▶ **WHAT THE TASK REQUIRES**: From the entries that follow, gather each line holding the word "Encoding".

━━━━━━━━━━

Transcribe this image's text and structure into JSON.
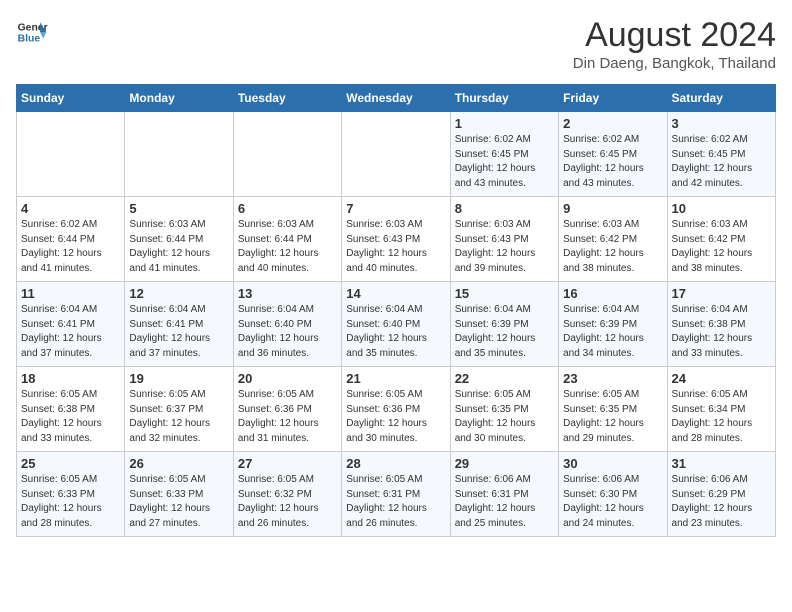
{
  "header": {
    "logo_line1": "General",
    "logo_line2": "Blue",
    "title": "August 2024",
    "subtitle": "Din Daeng, Bangkok, Thailand"
  },
  "days": [
    "Sunday",
    "Monday",
    "Tuesday",
    "Wednesday",
    "Thursday",
    "Friday",
    "Saturday"
  ],
  "weeks": [
    [
      {
        "date": "",
        "info": ""
      },
      {
        "date": "",
        "info": ""
      },
      {
        "date": "",
        "info": ""
      },
      {
        "date": "",
        "info": ""
      },
      {
        "date": "1",
        "info": "Sunrise: 6:02 AM\nSunset: 6:45 PM\nDaylight: 12 hours\nand 43 minutes."
      },
      {
        "date": "2",
        "info": "Sunrise: 6:02 AM\nSunset: 6:45 PM\nDaylight: 12 hours\nand 43 minutes."
      },
      {
        "date": "3",
        "info": "Sunrise: 6:02 AM\nSunset: 6:45 PM\nDaylight: 12 hours\nand 42 minutes."
      }
    ],
    [
      {
        "date": "4",
        "info": "Sunrise: 6:02 AM\nSunset: 6:44 PM\nDaylight: 12 hours\nand 41 minutes."
      },
      {
        "date": "5",
        "info": "Sunrise: 6:03 AM\nSunset: 6:44 PM\nDaylight: 12 hours\nand 41 minutes."
      },
      {
        "date": "6",
        "info": "Sunrise: 6:03 AM\nSunset: 6:44 PM\nDaylight: 12 hours\nand 40 minutes."
      },
      {
        "date": "7",
        "info": "Sunrise: 6:03 AM\nSunset: 6:43 PM\nDaylight: 12 hours\nand 40 minutes."
      },
      {
        "date": "8",
        "info": "Sunrise: 6:03 AM\nSunset: 6:43 PM\nDaylight: 12 hours\nand 39 minutes."
      },
      {
        "date": "9",
        "info": "Sunrise: 6:03 AM\nSunset: 6:42 PM\nDaylight: 12 hours\nand 38 minutes."
      },
      {
        "date": "10",
        "info": "Sunrise: 6:03 AM\nSunset: 6:42 PM\nDaylight: 12 hours\nand 38 minutes."
      }
    ],
    [
      {
        "date": "11",
        "info": "Sunrise: 6:04 AM\nSunset: 6:41 PM\nDaylight: 12 hours\nand 37 minutes."
      },
      {
        "date": "12",
        "info": "Sunrise: 6:04 AM\nSunset: 6:41 PM\nDaylight: 12 hours\nand 37 minutes."
      },
      {
        "date": "13",
        "info": "Sunrise: 6:04 AM\nSunset: 6:40 PM\nDaylight: 12 hours\nand 36 minutes."
      },
      {
        "date": "14",
        "info": "Sunrise: 6:04 AM\nSunset: 6:40 PM\nDaylight: 12 hours\nand 35 minutes."
      },
      {
        "date": "15",
        "info": "Sunrise: 6:04 AM\nSunset: 6:39 PM\nDaylight: 12 hours\nand 35 minutes."
      },
      {
        "date": "16",
        "info": "Sunrise: 6:04 AM\nSunset: 6:39 PM\nDaylight: 12 hours\nand 34 minutes."
      },
      {
        "date": "17",
        "info": "Sunrise: 6:04 AM\nSunset: 6:38 PM\nDaylight: 12 hours\nand 33 minutes."
      }
    ],
    [
      {
        "date": "18",
        "info": "Sunrise: 6:05 AM\nSunset: 6:38 PM\nDaylight: 12 hours\nand 33 minutes."
      },
      {
        "date": "19",
        "info": "Sunrise: 6:05 AM\nSunset: 6:37 PM\nDaylight: 12 hours\nand 32 minutes."
      },
      {
        "date": "20",
        "info": "Sunrise: 6:05 AM\nSunset: 6:36 PM\nDaylight: 12 hours\nand 31 minutes."
      },
      {
        "date": "21",
        "info": "Sunrise: 6:05 AM\nSunset: 6:36 PM\nDaylight: 12 hours\nand 30 minutes."
      },
      {
        "date": "22",
        "info": "Sunrise: 6:05 AM\nSunset: 6:35 PM\nDaylight: 12 hours\nand 30 minutes."
      },
      {
        "date": "23",
        "info": "Sunrise: 6:05 AM\nSunset: 6:35 PM\nDaylight: 12 hours\nand 29 minutes."
      },
      {
        "date": "24",
        "info": "Sunrise: 6:05 AM\nSunset: 6:34 PM\nDaylight: 12 hours\nand 28 minutes."
      }
    ],
    [
      {
        "date": "25",
        "info": "Sunrise: 6:05 AM\nSunset: 6:33 PM\nDaylight: 12 hours\nand 28 minutes."
      },
      {
        "date": "26",
        "info": "Sunrise: 6:05 AM\nSunset: 6:33 PM\nDaylight: 12 hours\nand 27 minutes."
      },
      {
        "date": "27",
        "info": "Sunrise: 6:05 AM\nSunset: 6:32 PM\nDaylight: 12 hours\nand 26 minutes."
      },
      {
        "date": "28",
        "info": "Sunrise: 6:05 AM\nSunset: 6:31 PM\nDaylight: 12 hours\nand 26 minutes."
      },
      {
        "date": "29",
        "info": "Sunrise: 6:06 AM\nSunset: 6:31 PM\nDaylight: 12 hours\nand 25 minutes."
      },
      {
        "date": "30",
        "info": "Sunrise: 6:06 AM\nSunset: 6:30 PM\nDaylight: 12 hours\nand 24 minutes."
      },
      {
        "date": "31",
        "info": "Sunrise: 6:06 AM\nSunset: 6:29 PM\nDaylight: 12 hours\nand 23 minutes."
      }
    ]
  ]
}
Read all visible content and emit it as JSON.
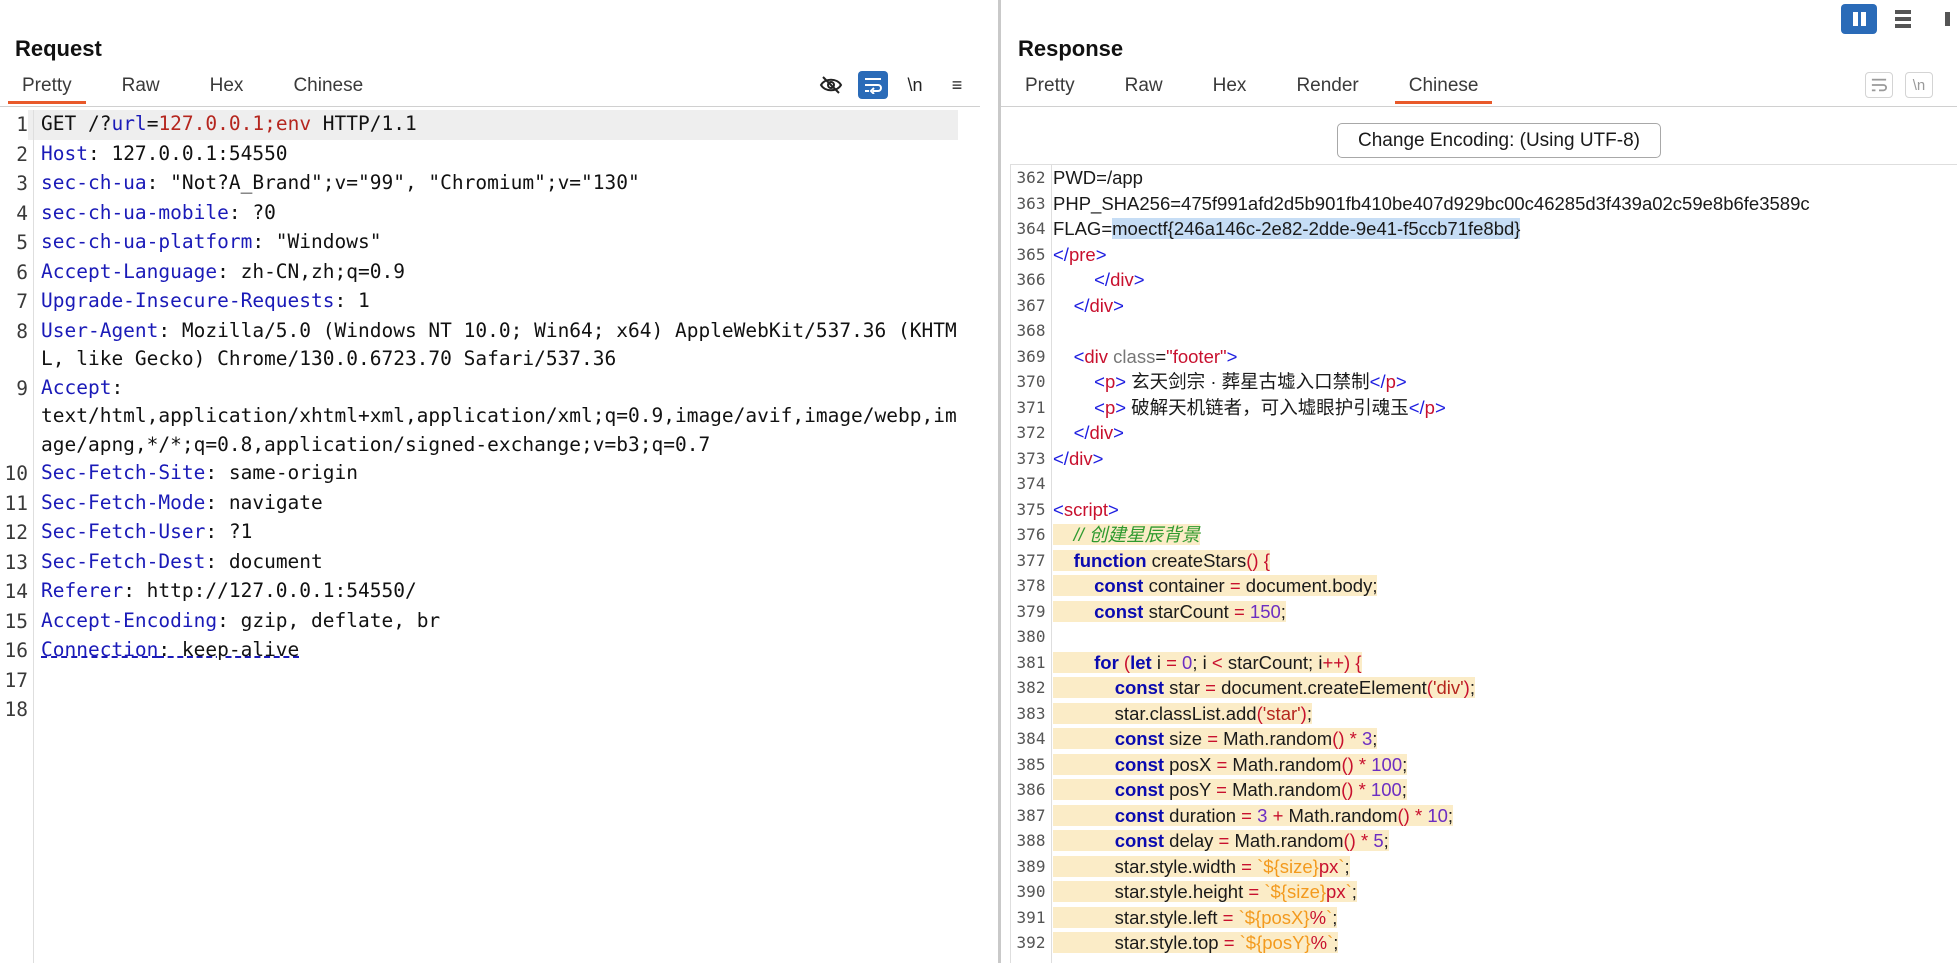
{
  "request": {
    "title": "Request",
    "tabs": [
      "Pretty",
      "Raw",
      "Hex",
      "Chinese"
    ],
    "active_tab": "Pretty",
    "toolbar_icons": [
      "hide-icon",
      "wrap-icon",
      "newline-icon",
      "menu-icon"
    ],
    "newline_label": "\\n",
    "menu_label": "≡",
    "lines": [
      {
        "n": "1",
        "segs": [
          [
            "v",
            "GET /?"
          ],
          [
            "k",
            "url"
          ],
          [
            "v",
            "="
          ],
          [
            "red",
            "127.0.0.1;env"
          ],
          [
            "v",
            " HTTP/1.1"
          ]
        ]
      },
      {
        "n": "2",
        "segs": [
          [
            "k",
            "Host"
          ],
          [
            "v",
            ": 127.0.0.1:54550"
          ]
        ]
      },
      {
        "n": "3",
        "segs": [
          [
            "k",
            "sec-ch-ua"
          ],
          [
            "v",
            ": \"Not?A_Brand\";v=\"99\", \"Chromium\";v=\"130\""
          ]
        ]
      },
      {
        "n": "4",
        "segs": [
          [
            "k",
            "sec-ch-ua-mobile"
          ],
          [
            "v",
            ": ?0"
          ]
        ]
      },
      {
        "n": "5",
        "segs": [
          [
            "k",
            "sec-ch-ua-platform"
          ],
          [
            "v",
            ": \"Windows\""
          ]
        ]
      },
      {
        "n": "6",
        "segs": [
          [
            "k",
            "Accept-Language"
          ],
          [
            "v",
            ": zh-CN,zh;q=0.9"
          ]
        ]
      },
      {
        "n": "7",
        "segs": [
          [
            "k",
            "Upgrade-Insecure-Requests"
          ],
          [
            "v",
            ": 1"
          ]
        ]
      },
      {
        "n": "8",
        "segs": [
          [
            "k",
            "User-Agent"
          ],
          [
            "v",
            ": Mozilla/5.0 (Windows NT 10.0; Win64; x64) AppleWebKit/537.36 (KHTML, like Gecko) Chrome/130.0.6723.70 Safari/537.36"
          ]
        ]
      },
      {
        "n": "9",
        "segs": [
          [
            "k",
            "Accept"
          ],
          [
            "v",
            ":\ntext/html,application/xhtml+xml,application/xml;q=0.9,image/avif,image/webp,image/apng,*/*;q=0.8,application/signed-exchange;v=b3;q=0.7"
          ]
        ]
      },
      {
        "n": "10",
        "segs": [
          [
            "k",
            "Sec-Fetch-Site"
          ],
          [
            "v",
            ": same-origin"
          ]
        ]
      },
      {
        "n": "11",
        "segs": [
          [
            "k",
            "Sec-Fetch-Mode"
          ],
          [
            "v",
            ": navigate"
          ]
        ]
      },
      {
        "n": "12",
        "segs": [
          [
            "k",
            "Sec-Fetch-User"
          ],
          [
            "v",
            ": ?1"
          ]
        ]
      },
      {
        "n": "13",
        "segs": [
          [
            "k",
            "Sec-Fetch-Dest"
          ],
          [
            "v",
            ": document"
          ]
        ]
      },
      {
        "n": "14",
        "segs": [
          [
            "k",
            "Referer"
          ],
          [
            "v",
            ": http://127.0.0.1:54550/"
          ]
        ]
      },
      {
        "n": "15",
        "segs": [
          [
            "k",
            "Accept-Encoding"
          ],
          [
            "v",
            ": gzip, deflate, br"
          ]
        ]
      },
      {
        "n": "16",
        "segs": [
          [
            "k ul",
            "Connection"
          ],
          [
            "v ul",
            ": keep-alive"
          ]
        ]
      },
      {
        "n": "17",
        "segs": []
      },
      {
        "n": "18",
        "segs": []
      }
    ]
  },
  "response": {
    "title": "Response",
    "tabs": [
      "Pretty",
      "Raw",
      "Hex",
      "Render",
      "Chinese"
    ],
    "active_tab": "Chinese",
    "toolbar_icons": [
      "wrap-icon",
      "newline-icon"
    ],
    "newline_label": "\\n",
    "encoding_button": "Change Encoding: (Using UTF-8)",
    "lines": [
      {
        "n": "362",
        "segs": [
          [
            "plain",
            "PWD=/app"
          ]
        ]
      },
      {
        "n": "363",
        "segs": [
          [
            "plain",
            "PHP_SHA256=475f991afd2d5b901fb410be407d929bc00c46285d3f439a02c59e8b6fe3589c"
          ]
        ]
      },
      {
        "n": "364",
        "segs": [
          [
            "plain",
            "FLAG="
          ],
          [
            "sel",
            "moectf{246a146c-2e82-2dde-9e41-f5ccb71fe8bd}"
          ]
        ]
      },
      {
        "n": "365",
        "segs": [
          [
            "tag",
            "</"
          ],
          [
            "tagr",
            "pre"
          ],
          [
            "tag",
            ">"
          ]
        ]
      },
      {
        "n": "366",
        "segs": [
          [
            "plain",
            "        "
          ],
          [
            "tag",
            "</"
          ],
          [
            "tagr",
            "div"
          ],
          [
            "tag",
            ">"
          ]
        ]
      },
      {
        "n": "367",
        "segs": [
          [
            "plain",
            "    "
          ],
          [
            "tag",
            "</"
          ],
          [
            "tagr",
            "div"
          ],
          [
            "tag",
            ">"
          ]
        ]
      },
      {
        "n": "368",
        "segs": []
      },
      {
        "n": "369",
        "segs": [
          [
            "plain",
            "    "
          ],
          [
            "tag",
            "<"
          ],
          [
            "tagr",
            "div"
          ],
          [
            "plain",
            " "
          ],
          [
            "attr",
            "class"
          ],
          [
            "plain",
            "="
          ],
          [
            "attrv",
            "\"footer\""
          ],
          [
            "tag",
            ">"
          ]
        ]
      },
      {
        "n": "370",
        "segs": [
          [
            "plain",
            "        "
          ],
          [
            "tag",
            "<"
          ],
          [
            "tagr",
            "p"
          ],
          [
            "tag",
            ">"
          ],
          [
            "plain",
            " 玄天剑宗 · 葬星古墟入口禁制"
          ],
          [
            "tag",
            "</"
          ],
          [
            "tagr",
            "p"
          ],
          [
            "tag",
            ">"
          ]
        ]
      },
      {
        "n": "371",
        "segs": [
          [
            "plain",
            "        "
          ],
          [
            "tag",
            "<"
          ],
          [
            "tagr",
            "p"
          ],
          [
            "tag",
            ">"
          ],
          [
            "plain",
            " 破解天机链者，可入墟眼护引魂玉"
          ],
          [
            "tag",
            "</"
          ],
          [
            "tagr",
            "p"
          ],
          [
            "tag",
            ">"
          ]
        ]
      },
      {
        "n": "372",
        "segs": [
          [
            "plain",
            "    "
          ],
          [
            "tag",
            "</"
          ],
          [
            "tagr",
            "div"
          ],
          [
            "tag",
            ">"
          ]
        ]
      },
      {
        "n": "373",
        "segs": [
          [
            "tag",
            "</"
          ],
          [
            "tagr",
            "div"
          ],
          [
            "tag",
            ">"
          ]
        ]
      },
      {
        "n": "374",
        "segs": []
      },
      {
        "n": "375",
        "segs": [
          [
            "tag",
            "<"
          ],
          [
            "tagr",
            "script"
          ],
          [
            "tag",
            ">"
          ]
        ]
      },
      {
        "n": "376",
        "segs": [
          [
            "ybg",
            "    "
          ],
          [
            "ybg cm",
            "// 创建星辰背景"
          ]
        ]
      },
      {
        "n": "377",
        "segs": [
          [
            "ybg",
            "    "
          ],
          [
            "ybg kw",
            "function"
          ],
          [
            "ybg",
            " createStars"
          ],
          [
            "ybg op",
            "() {"
          ]
        ]
      },
      {
        "n": "378",
        "segs": [
          [
            "ybg",
            "        "
          ],
          [
            "ybg kw",
            "const"
          ],
          [
            "ybg",
            " container "
          ],
          [
            "ybg op",
            "="
          ],
          [
            "ybg",
            " document.body;"
          ]
        ]
      },
      {
        "n": "379",
        "segs": [
          [
            "ybg",
            "        "
          ],
          [
            "ybg kw",
            "const"
          ],
          [
            "ybg",
            " starCount "
          ],
          [
            "ybg op",
            "="
          ],
          [
            "ybg",
            " "
          ],
          [
            "ybg num",
            "150"
          ],
          [
            "ybg",
            ";"
          ]
        ]
      },
      {
        "n": "380",
        "segs": []
      },
      {
        "n": "381",
        "segs": [
          [
            "ybg",
            "        "
          ],
          [
            "ybg kw",
            "for"
          ],
          [
            "ybg op",
            " ("
          ],
          [
            "ybg kw",
            "let"
          ],
          [
            "ybg",
            " i "
          ],
          [
            "ybg op",
            "="
          ],
          [
            "ybg",
            " "
          ],
          [
            "ybg num",
            "0"
          ],
          [
            "ybg",
            "; i "
          ],
          [
            "ybg op",
            "<"
          ],
          [
            "ybg",
            " starCount; i"
          ],
          [
            "ybg op",
            "++) {"
          ]
        ]
      },
      {
        "n": "382",
        "segs": [
          [
            "ybg",
            "            "
          ],
          [
            "ybg kw",
            "const"
          ],
          [
            "ybg",
            " star "
          ],
          [
            "ybg op",
            "="
          ],
          [
            "ybg",
            " document.createElement"
          ],
          [
            "ybg op",
            "("
          ],
          [
            "ybg str",
            "'div'"
          ],
          [
            "ybg op",
            ")"
          ],
          [
            "ybg",
            ";"
          ]
        ]
      },
      {
        "n": "383",
        "segs": [
          [
            "ybg",
            "            star.classList.add"
          ],
          [
            "ybg op",
            "("
          ],
          [
            "ybg str",
            "'star'"
          ],
          [
            "ybg op",
            ")"
          ],
          [
            "ybg",
            ";"
          ]
        ]
      },
      {
        "n": "384",
        "segs": [
          [
            "ybg",
            "            "
          ],
          [
            "ybg kw",
            "const"
          ],
          [
            "ybg",
            " size "
          ],
          [
            "ybg op",
            "="
          ],
          [
            "ybg",
            " Math.random"
          ],
          [
            "ybg op",
            "() *"
          ],
          [
            "ybg",
            " "
          ],
          [
            "ybg num",
            "3"
          ],
          [
            "ybg",
            ";"
          ]
        ]
      },
      {
        "n": "385",
        "segs": [
          [
            "ybg",
            "            "
          ],
          [
            "ybg kw",
            "const"
          ],
          [
            "ybg",
            " posX "
          ],
          [
            "ybg op",
            "="
          ],
          [
            "ybg",
            " Math.random"
          ],
          [
            "ybg op",
            "() *"
          ],
          [
            "ybg",
            " "
          ],
          [
            "ybg num",
            "100"
          ],
          [
            "ybg",
            ";"
          ]
        ]
      },
      {
        "n": "386",
        "segs": [
          [
            "ybg",
            "            "
          ],
          [
            "ybg kw",
            "const"
          ],
          [
            "ybg",
            " posY "
          ],
          [
            "ybg op",
            "="
          ],
          [
            "ybg",
            " Math.random"
          ],
          [
            "ybg op",
            "() *"
          ],
          [
            "ybg",
            " "
          ],
          [
            "ybg num",
            "100"
          ],
          [
            "ybg",
            ";"
          ]
        ]
      },
      {
        "n": "387",
        "segs": [
          [
            "ybg",
            "            "
          ],
          [
            "ybg kw",
            "const"
          ],
          [
            "ybg",
            " duration "
          ],
          [
            "ybg op",
            "="
          ],
          [
            "ybg",
            " "
          ],
          [
            "ybg num",
            "3"
          ],
          [
            "ybg",
            " "
          ],
          [
            "ybg op",
            "+"
          ],
          [
            "ybg",
            " Math.random"
          ],
          [
            "ybg op",
            "() *"
          ],
          [
            "ybg",
            " "
          ],
          [
            "ybg num",
            "10"
          ],
          [
            "ybg",
            ";"
          ]
        ]
      },
      {
        "n": "388",
        "segs": [
          [
            "ybg",
            "            "
          ],
          [
            "ybg kw",
            "const"
          ],
          [
            "ybg",
            " delay "
          ],
          [
            "ybg op",
            "="
          ],
          [
            "ybg",
            " Math.random"
          ],
          [
            "ybg op",
            "() *"
          ],
          [
            "ybg",
            " "
          ],
          [
            "ybg num",
            "5"
          ],
          [
            "ybg",
            ";"
          ]
        ]
      },
      {
        "n": "389",
        "segs": [
          [
            "ybg",
            "            star.style.width "
          ],
          [
            "ybg op",
            "="
          ],
          [
            "ybg",
            " "
          ],
          [
            "ybg tmpl",
            "`${size}"
          ],
          [
            "ybg op",
            "px"
          ],
          [
            "ybg tmpl",
            "`"
          ],
          [
            "ybg",
            ";"
          ]
        ]
      },
      {
        "n": "390",
        "segs": [
          [
            "ybg",
            "            star.style.height "
          ],
          [
            "ybg op",
            "="
          ],
          [
            "ybg",
            " "
          ],
          [
            "ybg tmpl",
            "`${size}"
          ],
          [
            "ybg op",
            "px"
          ],
          [
            "ybg tmpl",
            "`"
          ],
          [
            "ybg",
            ";"
          ]
        ]
      },
      {
        "n": "391",
        "segs": [
          [
            "ybg",
            "            star.style.left "
          ],
          [
            "ybg op",
            "="
          ],
          [
            "ybg",
            " "
          ],
          [
            "ybg tmpl",
            "`${posX}"
          ],
          [
            "ybg op",
            "%"
          ],
          [
            "ybg tmpl",
            "`"
          ],
          [
            "ybg",
            ";"
          ]
        ]
      },
      {
        "n": "392",
        "segs": [
          [
            "ybg",
            "            star.style.top "
          ],
          [
            "ybg op",
            "="
          ],
          [
            "ybg",
            " "
          ],
          [
            "ybg tmpl",
            "`${posY}"
          ],
          [
            "ybg op",
            "%"
          ],
          [
            "ybg tmpl",
            "`"
          ],
          [
            "ybg",
            ";"
          ]
        ]
      }
    ]
  }
}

━━━━━━━━━━

▶ **TASK RESULT**:
            "Accept-Encoding"
    "encoding_button": "Change Encoding: (Using UTF-8)",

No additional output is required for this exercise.